Restate the whole listing word for word. Pictures are left out.

-- begin --

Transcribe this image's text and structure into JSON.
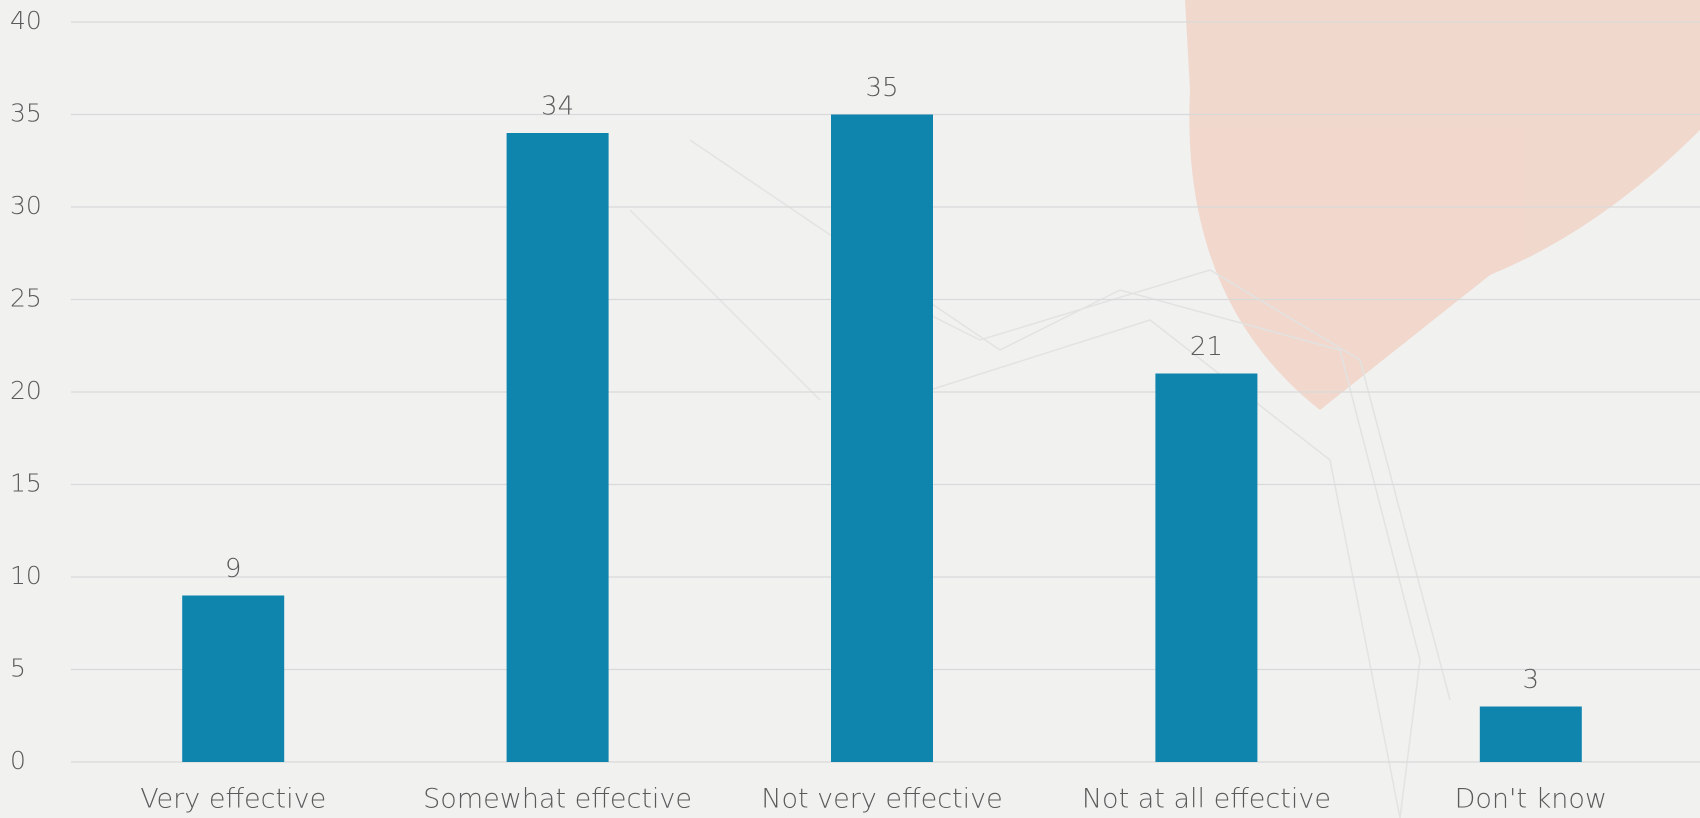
{
  "chart_data": {
    "type": "bar",
    "categories": [
      "Very effective",
      "Somewhat effective",
      "Not very effective",
      "Not at all effective",
      "Don't know"
    ],
    "values": [
      9,
      34,
      35,
      21,
      3
    ],
    "color": "#0f84ad",
    "ylim": [
      0,
      40
    ],
    "yticks": [
      0,
      5,
      10,
      15,
      20,
      25,
      30,
      35,
      40
    ],
    "grid": true
  }
}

-- end --

> [SOLUTION TO THIS TASK]
Transcribe this image's text and structure into JSON.
{
  "chart_data": {
    "type": "bar",
    "categories": [
      "Very effective",
      "Somewhat effective",
      "Not very effective",
      "Not at all effective",
      "Don't know"
    ],
    "values": [
      9,
      34,
      35,
      21,
      3
    ],
    "color": "#0f84ad",
    "ylim": [
      0,
      40
    ],
    "yticks": [
      0,
      5,
      10,
      15,
      20,
      25,
      30,
      35,
      40
    ],
    "grid": true
  }
}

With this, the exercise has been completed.